**WHAT THE TASK REQUIRES:**
Copy, in full, each line of the material that holds the word "叫平衡状态".

**PROVIDED DATA:**
---
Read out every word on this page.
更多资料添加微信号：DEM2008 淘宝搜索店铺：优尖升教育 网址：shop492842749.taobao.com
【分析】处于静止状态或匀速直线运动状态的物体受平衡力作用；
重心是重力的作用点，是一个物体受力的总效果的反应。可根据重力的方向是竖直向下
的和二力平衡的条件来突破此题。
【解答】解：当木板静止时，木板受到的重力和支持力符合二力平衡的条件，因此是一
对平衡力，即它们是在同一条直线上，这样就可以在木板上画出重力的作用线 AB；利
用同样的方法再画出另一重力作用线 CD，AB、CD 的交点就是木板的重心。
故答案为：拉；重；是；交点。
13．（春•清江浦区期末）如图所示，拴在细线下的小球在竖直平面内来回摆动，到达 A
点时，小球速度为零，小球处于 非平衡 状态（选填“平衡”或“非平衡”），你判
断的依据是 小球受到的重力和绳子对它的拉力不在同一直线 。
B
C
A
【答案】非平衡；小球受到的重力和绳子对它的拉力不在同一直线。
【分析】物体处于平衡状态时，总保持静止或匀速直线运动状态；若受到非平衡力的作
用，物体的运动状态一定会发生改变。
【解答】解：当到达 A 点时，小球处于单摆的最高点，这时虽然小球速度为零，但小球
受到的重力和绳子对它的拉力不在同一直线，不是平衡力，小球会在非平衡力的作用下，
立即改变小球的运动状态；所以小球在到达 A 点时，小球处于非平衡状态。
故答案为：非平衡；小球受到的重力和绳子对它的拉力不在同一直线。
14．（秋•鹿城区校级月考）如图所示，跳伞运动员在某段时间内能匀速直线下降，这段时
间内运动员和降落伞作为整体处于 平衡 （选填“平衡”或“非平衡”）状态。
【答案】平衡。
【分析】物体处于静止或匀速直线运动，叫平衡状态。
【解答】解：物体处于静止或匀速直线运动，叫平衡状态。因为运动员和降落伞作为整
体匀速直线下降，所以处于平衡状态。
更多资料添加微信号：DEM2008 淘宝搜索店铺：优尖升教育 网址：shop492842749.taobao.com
---
**EXPECTED OUTPUT:**
【分析】物体处于静止或匀速直线运动，叫平衡状态。
【解答】解：物体处于静止或匀速直线运动，叫平衡状态。因为运动员和降落伞作为整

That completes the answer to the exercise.